Given data:
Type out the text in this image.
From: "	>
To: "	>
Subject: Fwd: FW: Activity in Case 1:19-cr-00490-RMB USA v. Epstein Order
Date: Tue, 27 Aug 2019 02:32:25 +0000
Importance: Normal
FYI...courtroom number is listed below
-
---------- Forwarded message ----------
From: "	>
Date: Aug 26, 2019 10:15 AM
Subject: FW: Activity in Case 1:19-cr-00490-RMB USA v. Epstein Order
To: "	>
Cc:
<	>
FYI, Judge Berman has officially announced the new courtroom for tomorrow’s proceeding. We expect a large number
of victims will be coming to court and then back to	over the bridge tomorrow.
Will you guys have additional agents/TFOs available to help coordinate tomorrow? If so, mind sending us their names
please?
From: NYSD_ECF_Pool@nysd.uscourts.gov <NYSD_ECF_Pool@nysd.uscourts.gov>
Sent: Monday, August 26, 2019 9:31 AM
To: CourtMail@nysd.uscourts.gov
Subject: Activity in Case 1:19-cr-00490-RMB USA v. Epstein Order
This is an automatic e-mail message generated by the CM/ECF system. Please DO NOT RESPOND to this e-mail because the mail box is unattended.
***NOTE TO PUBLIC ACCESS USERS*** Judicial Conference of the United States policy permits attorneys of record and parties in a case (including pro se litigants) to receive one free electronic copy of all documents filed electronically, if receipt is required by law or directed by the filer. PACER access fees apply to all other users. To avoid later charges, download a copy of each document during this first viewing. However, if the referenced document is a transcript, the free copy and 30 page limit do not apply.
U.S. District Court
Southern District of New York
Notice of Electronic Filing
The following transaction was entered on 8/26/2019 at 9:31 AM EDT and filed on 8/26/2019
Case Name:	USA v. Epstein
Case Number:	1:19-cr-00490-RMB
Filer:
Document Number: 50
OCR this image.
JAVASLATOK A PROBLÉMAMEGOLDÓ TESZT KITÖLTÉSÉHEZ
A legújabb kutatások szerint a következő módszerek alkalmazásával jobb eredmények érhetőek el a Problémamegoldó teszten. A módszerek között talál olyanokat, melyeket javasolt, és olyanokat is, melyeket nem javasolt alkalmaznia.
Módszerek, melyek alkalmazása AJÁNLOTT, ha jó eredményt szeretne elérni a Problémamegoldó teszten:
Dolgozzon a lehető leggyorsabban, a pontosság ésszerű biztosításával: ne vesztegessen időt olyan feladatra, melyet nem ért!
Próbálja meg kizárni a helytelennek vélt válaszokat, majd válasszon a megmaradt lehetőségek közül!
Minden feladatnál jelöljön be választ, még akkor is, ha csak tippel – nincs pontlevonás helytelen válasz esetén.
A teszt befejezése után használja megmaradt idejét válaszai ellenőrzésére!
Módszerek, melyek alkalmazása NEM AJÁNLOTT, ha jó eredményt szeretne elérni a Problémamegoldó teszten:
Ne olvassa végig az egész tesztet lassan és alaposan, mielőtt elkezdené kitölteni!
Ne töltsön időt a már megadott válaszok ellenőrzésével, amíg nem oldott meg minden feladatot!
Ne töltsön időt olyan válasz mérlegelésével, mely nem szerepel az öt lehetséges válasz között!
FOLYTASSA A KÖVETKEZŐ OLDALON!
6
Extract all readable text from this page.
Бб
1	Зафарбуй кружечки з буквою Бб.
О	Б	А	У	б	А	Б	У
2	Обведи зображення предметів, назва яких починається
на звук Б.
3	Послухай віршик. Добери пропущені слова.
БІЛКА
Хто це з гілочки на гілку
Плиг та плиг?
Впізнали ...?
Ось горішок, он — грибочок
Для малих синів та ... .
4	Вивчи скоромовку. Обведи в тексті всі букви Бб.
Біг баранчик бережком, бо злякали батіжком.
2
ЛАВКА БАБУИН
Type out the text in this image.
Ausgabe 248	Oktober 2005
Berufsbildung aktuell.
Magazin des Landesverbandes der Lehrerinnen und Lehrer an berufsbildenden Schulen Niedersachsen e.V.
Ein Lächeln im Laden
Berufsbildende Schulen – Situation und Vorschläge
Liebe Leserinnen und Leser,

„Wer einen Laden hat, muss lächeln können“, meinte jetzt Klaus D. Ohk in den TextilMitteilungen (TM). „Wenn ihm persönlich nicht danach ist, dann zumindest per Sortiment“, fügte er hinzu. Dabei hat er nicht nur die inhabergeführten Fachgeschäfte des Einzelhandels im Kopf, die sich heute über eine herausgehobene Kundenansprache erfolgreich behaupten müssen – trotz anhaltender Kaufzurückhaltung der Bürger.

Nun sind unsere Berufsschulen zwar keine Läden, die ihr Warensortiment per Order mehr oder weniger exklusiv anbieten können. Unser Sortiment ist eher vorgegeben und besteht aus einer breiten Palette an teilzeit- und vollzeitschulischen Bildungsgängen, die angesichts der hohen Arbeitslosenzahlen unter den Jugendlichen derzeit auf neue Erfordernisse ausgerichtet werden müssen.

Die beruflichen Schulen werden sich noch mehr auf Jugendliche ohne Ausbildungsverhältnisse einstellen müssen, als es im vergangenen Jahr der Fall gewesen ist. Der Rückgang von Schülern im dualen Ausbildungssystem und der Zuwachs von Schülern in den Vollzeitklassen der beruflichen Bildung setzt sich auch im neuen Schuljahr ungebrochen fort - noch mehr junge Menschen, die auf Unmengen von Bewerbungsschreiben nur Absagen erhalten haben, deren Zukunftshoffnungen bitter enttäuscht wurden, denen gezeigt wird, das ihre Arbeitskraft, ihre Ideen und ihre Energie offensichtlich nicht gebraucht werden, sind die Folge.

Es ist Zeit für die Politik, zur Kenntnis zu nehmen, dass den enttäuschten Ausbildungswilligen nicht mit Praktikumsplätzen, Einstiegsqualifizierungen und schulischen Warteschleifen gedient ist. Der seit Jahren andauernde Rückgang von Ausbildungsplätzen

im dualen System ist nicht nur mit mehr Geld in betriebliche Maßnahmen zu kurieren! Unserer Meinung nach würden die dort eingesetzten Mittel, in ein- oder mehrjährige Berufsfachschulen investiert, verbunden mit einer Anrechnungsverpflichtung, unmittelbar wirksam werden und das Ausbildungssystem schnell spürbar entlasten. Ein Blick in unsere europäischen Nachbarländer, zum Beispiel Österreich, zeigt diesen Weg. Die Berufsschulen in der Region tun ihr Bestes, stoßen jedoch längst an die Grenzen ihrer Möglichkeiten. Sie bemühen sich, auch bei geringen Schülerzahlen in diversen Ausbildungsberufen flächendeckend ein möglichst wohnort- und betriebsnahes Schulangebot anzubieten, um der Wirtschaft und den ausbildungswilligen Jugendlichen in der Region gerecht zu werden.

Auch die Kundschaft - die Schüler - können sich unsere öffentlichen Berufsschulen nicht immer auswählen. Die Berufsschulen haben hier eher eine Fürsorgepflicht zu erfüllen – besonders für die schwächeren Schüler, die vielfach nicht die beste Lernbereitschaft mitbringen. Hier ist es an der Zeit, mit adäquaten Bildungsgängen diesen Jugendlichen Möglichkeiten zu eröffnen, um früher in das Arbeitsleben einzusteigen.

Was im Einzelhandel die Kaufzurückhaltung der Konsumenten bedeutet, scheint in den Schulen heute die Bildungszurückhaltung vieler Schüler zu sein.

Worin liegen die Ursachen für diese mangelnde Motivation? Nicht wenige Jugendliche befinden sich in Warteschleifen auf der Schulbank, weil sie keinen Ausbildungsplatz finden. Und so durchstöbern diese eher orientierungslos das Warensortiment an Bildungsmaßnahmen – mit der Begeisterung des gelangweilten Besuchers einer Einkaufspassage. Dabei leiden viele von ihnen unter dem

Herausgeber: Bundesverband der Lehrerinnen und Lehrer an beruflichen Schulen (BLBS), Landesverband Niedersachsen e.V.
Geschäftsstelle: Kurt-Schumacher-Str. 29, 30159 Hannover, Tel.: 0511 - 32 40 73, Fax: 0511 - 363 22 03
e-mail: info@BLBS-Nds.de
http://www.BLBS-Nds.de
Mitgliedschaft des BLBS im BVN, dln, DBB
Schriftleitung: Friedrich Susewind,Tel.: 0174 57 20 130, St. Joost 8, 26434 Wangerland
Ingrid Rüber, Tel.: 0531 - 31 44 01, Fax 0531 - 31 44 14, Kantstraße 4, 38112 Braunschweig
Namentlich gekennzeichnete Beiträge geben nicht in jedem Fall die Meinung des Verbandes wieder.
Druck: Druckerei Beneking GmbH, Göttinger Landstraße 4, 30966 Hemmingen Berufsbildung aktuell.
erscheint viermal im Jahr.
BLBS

Instruction:
Go through the listing above and pull out each line containing the word "teszten".

Exercise solution:
A legújabb kutatások szerint a következő módszerek alkalmazásával jobb eredmények érhetőek el a Problémamegoldó teszten. A módszerek között talál olyanokat, melyeket javasolt, és olyanokat is, melyeket nem javasolt alkalmaznia.
Módszerek, melyek alkalmazása AJÁNLOTT, ha jó eredményt szeretne elérni a Problémamegoldó teszten:
Módszerek, melyek alkalmazása NEM AJÁNLOTT, ha jó eredményt szeretne elérni a Problémamegoldó teszten:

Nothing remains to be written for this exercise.